» **Given instruction**
Without including any images, repeat the data exactly.
** begin **
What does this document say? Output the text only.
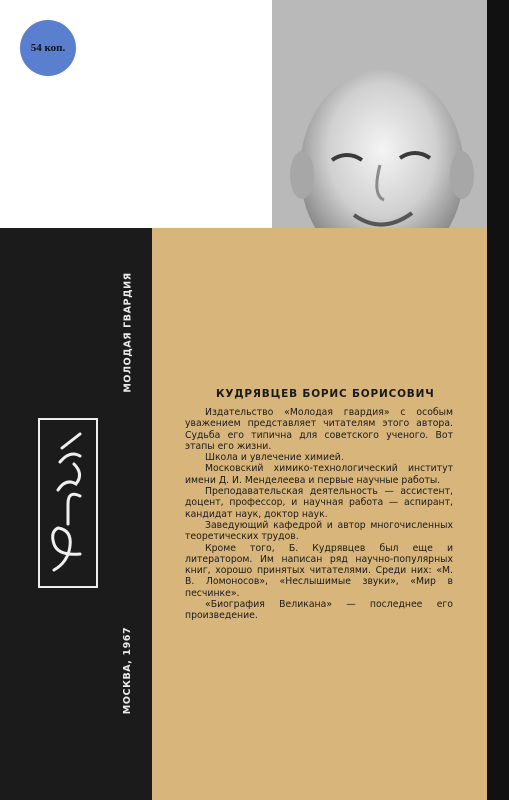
54 коп.
МОЛОДАЯ ГВАРДИЯ
МОСКВА, 1967
КУДРЯВЦЕВ БОРИС БОРИСОВИЧ

Издательство «Молодая гвардия» с особым уважением представляет читателям этого автора. Судьба его типична для советского ученого. Вот этапы его жизни.

Школа и увлечение химией.

Московский химико-технологический институт имени Д. И. Менделеева и первые научные работы.

Преподавательская деятельность — ассистент, доцент, профессор, и научная работа — аспирант, кандидат наук, доктор наук.

Заведующий кафедрой и автор многочисленных теоретических трудов.

Кроме того, Б. Кудрявцев был еще и литератором. Им написан ряд научно-популярных книг, хорошо принятых читателями. Среди них: «М. В. Ломоносов», «Неслышимые звуки», «Мир в песчинке».

«Биография Великана» — последнее его произведение.
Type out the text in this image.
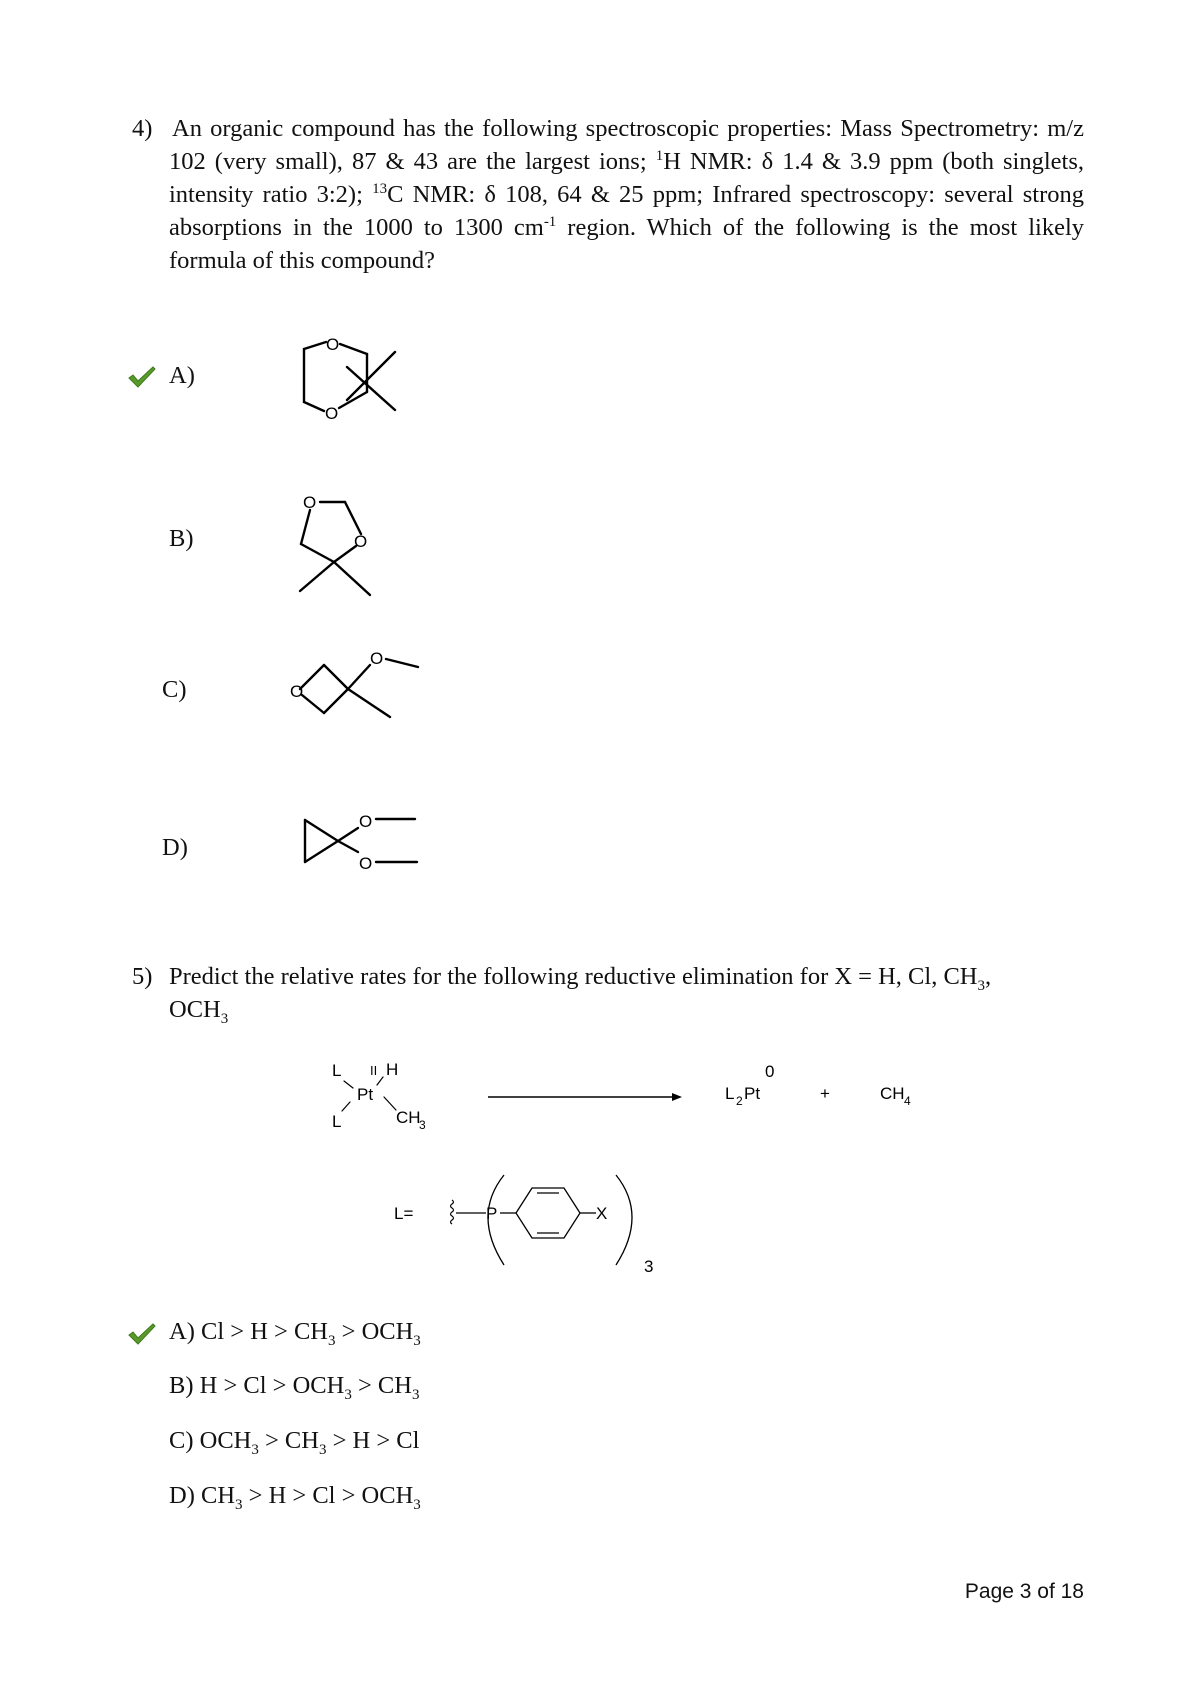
4) An organic compound has the following spectroscopic properties: Mass Spectrometry: m/z 102 (very small), 87 & 43 are the largest ions; $^1$H NMR: δ 1.4 & 3.9 ppm (both singlets, intensity ratio 3:2); $^{13}$C NMR: δ 108, 64 & 25 ppm; Infrared spectroscopy: several strong absorptions in the 1000 to 1300 $cm^{-1}$ region. Which of the following is the most likely formula of this compound?
A)
O
O
B)
O
O
C)	O
O
D)
O
O
5) Predict the relative rates for the following reductive elimination for X = H, Cl, $CH_3$,
$OCH_3$
L II H
Pt
L	CH
3
0
L 2 Pt	+	CH 4
L=	P	X
3
A) $Cl > H > CH_3 > OCH_3$
B) $H > Cl > OCH_3 > CH_3$
C) $OCH_3 > CH_3 > H > Cl$
D) $CH_3 > H > Cl > OCH_3$
Page 3 of 18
** end **
» **Expected output**
What does this document say? Output the text only.
54 коп.
МОЛОДАЯ ГВАРДИЯ
МОСКВА, 1967
КУДРЯВЦЕВ БОРИС БОРИСОВИЧ

Издательство «Молодая гвардия» с особым уважением представляет читателям этого автора. Судьба его типична для советского ученого. Вот этапы его жизни.

Школа и увлечение химией.

Московский химико-технологический институт имени Д. И. Менделеева и первые научные работы.

Преподавательская деятельность — ассистент, доцент, профессор, и научная работа — аспирант, кандидат наук, доктор наук.

Заведующий кафедрой и автор многочисленных теоретических трудов.

Кроме того, Б. Кудрявцев был еще и литератором. Им написан ряд научно-популярных книг, хорошо принятых читателями. Среди них: «М. В. Ломоносов», «Неслышимые звуки», «Мир в песчинке».

«Биография Великана» — последнее его произведение.
Type out the text in this image.
4) An organic compound has the following spectroscopic properties: Mass Spectrometry: m/z 102 (very small), 87 & 43 are the largest ions; $^1$H NMR: δ 1.4 & 3.9 ppm (both singlets, intensity ratio 3:2); $^{13}$C NMR: δ 108, 64 & 25 ppm; Infrared spectroscopy: several strong absorptions in the 1000 to 1300 $cm^{-1}$ region. Which of the following is the most likely formula of this compound?
A)
O
O
B)
O
O
C)	O
O
D)
O
O
5) Predict the relative rates for the following reductive elimination for X = H, Cl, $CH_3$,
$OCH_3$
L II H
Pt
L	CH
3
0
L 2 Pt	+	CH 4
L=	P	X
3
A) $Cl > H > CH_3 > OCH_3$
B) $H > Cl > OCH_3 > CH_3$
C) $OCH_3 > CH_3 > H > Cl$
D) $CH_3 > H > Cl > OCH_3$
Page 3 of 18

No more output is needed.